Written request » Restate the listing that follows word for word, without its pictures.

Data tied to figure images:
══════

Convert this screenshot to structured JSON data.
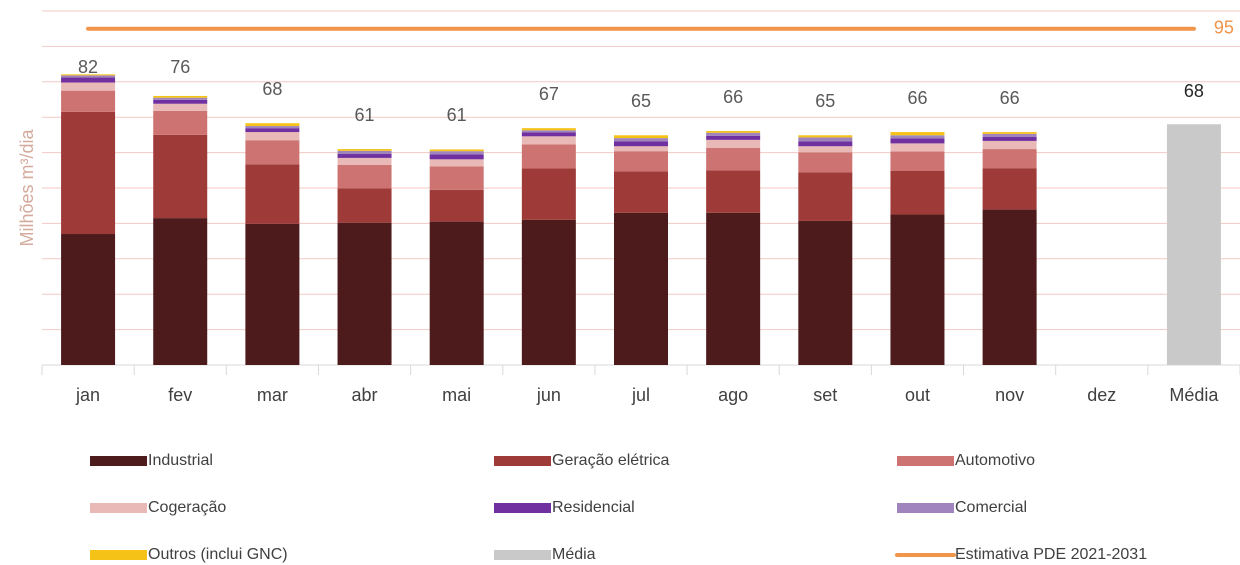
{
  "chart_data": {
    "type": "stacked_bar",
    "y_axis_label": "Milhões m³/dia",
    "categories": [
      "jan",
      "fev",
      "mar",
      "abr",
      "mai",
      "jun",
      "jul",
      "ago",
      "set",
      "out",
      "nov",
      "dez",
      "Média"
    ],
    "ylim": [
      0,
      100
    ],
    "yticks": [
      0,
      10,
      20,
      30,
      40,
      50,
      60,
      70,
      80,
      90,
      100
    ],
    "grid": true,
    "tick_labels": false,
    "totals": [
      82,
      76,
      68,
      61,
      61,
      67,
      65,
      66,
      65,
      66,
      66,
      null,
      null
    ],
    "series": [
      {
        "name": "Industrial",
        "color": "#4e1b1c",
        "values": [
          37.0,
          41.5,
          39.9,
          40.2,
          40.5,
          41.0,
          43.0,
          43.0,
          40.7,
          42.5,
          43.9,
          null,
          null
        ]
      },
      {
        "name": "Geração elétrica",
        "color": "#9e3a38",
        "values": [
          34.5,
          23.5,
          16.8,
          9.7,
          9.0,
          14.5,
          11.7,
          12.0,
          13.7,
          12.4,
          11.7,
          null,
          null
        ]
      },
      {
        "name": "Automotivo",
        "color": "#cd7472",
        "values": [
          6.0,
          6.8,
          6.8,
          6.6,
          6.6,
          6.8,
          5.7,
          6.3,
          5.7,
          5.4,
          5.4,
          null,
          null
        ]
      },
      {
        "name": "Cogeração",
        "color": "#e9b9b7",
        "values": [
          2.3,
          2.0,
          2.3,
          2.0,
          2.0,
          2.3,
          1.4,
          2.3,
          1.7,
          2.3,
          2.3,
          null,
          null
        ]
      },
      {
        "name": "Residencial",
        "color": "#7030a0",
        "values": [
          1.4,
          1.1,
          1.1,
          1.1,
          1.4,
          1.1,
          1.4,
          1.1,
          1.4,
          1.4,
          1.1,
          null,
          null
        ]
      },
      {
        "name": "Comercial",
        "color": "#9f84bd",
        "values": [
          0.6,
          0.6,
          0.6,
          0.9,
          0.9,
          0.6,
          0.9,
          0.9,
          1.1,
          0.9,
          0.9,
          null,
          null
        ]
      },
      {
        "name": "Outros (inclui GNC)",
        "color": "#f5c218",
        "values": [
          0.3,
          0.5,
          0.8,
          0.5,
          0.5,
          0.6,
          0.8,
          0.5,
          0.6,
          0.9,
          0.5,
          null,
          null
        ]
      },
      {
        "name": "Média",
        "color": "#c9c9c9",
        "values": [
          null,
          null,
          null,
          null,
          null,
          null,
          null,
          null,
          null,
          null,
          null,
          null,
          68
        ]
      },
      {
        "name": "Estimativa PDE 2021-2031",
        "color": "#f0954a",
        "type": "line",
        "values": [
          95,
          95,
          95,
          95,
          95,
          95,
          95,
          95,
          95,
          95,
          95,
          95,
          95
        ]
      }
    ]
  }
}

══════

Task result »
Convert this screenshot to structured JSON data.
{
  "chart_data": {
    "type": "stacked_bar",
    "y_axis_label": "Milhões m³/dia",
    "categories": [
      "jan",
      "fev",
      "mar",
      "abr",
      "mai",
      "jun",
      "jul",
      "ago",
      "set",
      "out",
      "nov",
      "dez",
      "Média"
    ],
    "ylim": [
      0,
      100
    ],
    "yticks": [
      0,
      10,
      20,
      30,
      40,
      50,
      60,
      70,
      80,
      90,
      100
    ],
    "grid": true,
    "tick_labels": false,
    "totals": [
      82,
      76,
      68,
      61,
      61,
      67,
      65,
      66,
      65,
      66,
      66,
      null,
      null
    ],
    "series": [
      {
        "name": "Industrial",
        "color": "#4e1b1c",
        "values": [
          37.0,
          41.5,
          39.9,
          40.2,
          40.5,
          41.0,
          43.0,
          43.0,
          40.7,
          42.5,
          43.9,
          null,
          null
        ]
      },
      {
        "name": "Geração elétrica",
        "color": "#9e3a38",
        "values": [
          34.5,
          23.5,
          16.8,
          9.7,
          9.0,
          14.5,
          11.7,
          12.0,
          13.7,
          12.4,
          11.7,
          null,
          null
        ]
      },
      {
        "name": "Automotivo",
        "color": "#cd7472",
        "values": [
          6.0,
          6.8,
          6.8,
          6.6,
          6.6,
          6.8,
          5.7,
          6.3,
          5.7,
          5.4,
          5.4,
          null,
          null
        ]
      },
      {
        "name": "Cogeração",
        "color": "#e9b9b7",
        "values": [
          2.3,
          2.0,
          2.3,
          2.0,
          2.0,
          2.3,
          1.4,
          2.3,
          1.7,
          2.3,
          2.3,
          null,
          null
        ]
      },
      {
        "name": "Residencial",
        "color": "#7030a0",
        "values": [
          1.4,
          1.1,
          1.1,
          1.1,
          1.4,
          1.1,
          1.4,
          1.1,
          1.4,
          1.4,
          1.1,
          null,
          null
        ]
      },
      {
        "name": "Comercial",
        "color": "#9f84bd",
        "values": [
          0.6,
          0.6,
          0.6,
          0.9,
          0.9,
          0.6,
          0.9,
          0.9,
          1.1,
          0.9,
          0.9,
          null,
          null
        ]
      },
      {
        "name": "Outros (inclui GNC)",
        "color": "#f5c218",
        "values": [
          0.3,
          0.5,
          0.8,
          0.5,
          0.5,
          0.6,
          0.8,
          0.5,
          0.6,
          0.9,
          0.5,
          null,
          null
        ]
      },
      {
        "name": "Média",
        "color": "#c9c9c9",
        "values": [
          null,
          null,
          null,
          null,
          null,
          null,
          null,
          null,
          null,
          null,
          null,
          null,
          68
        ]
      },
      {
        "name": "Estimativa PDE 2021-2031",
        "color": "#f0954a",
        "type": "line",
        "values": [
          95,
          95,
          95,
          95,
          95,
          95,
          95,
          95,
          95,
          95,
          95,
          95,
          95
        ]
      }
    ]
  }
}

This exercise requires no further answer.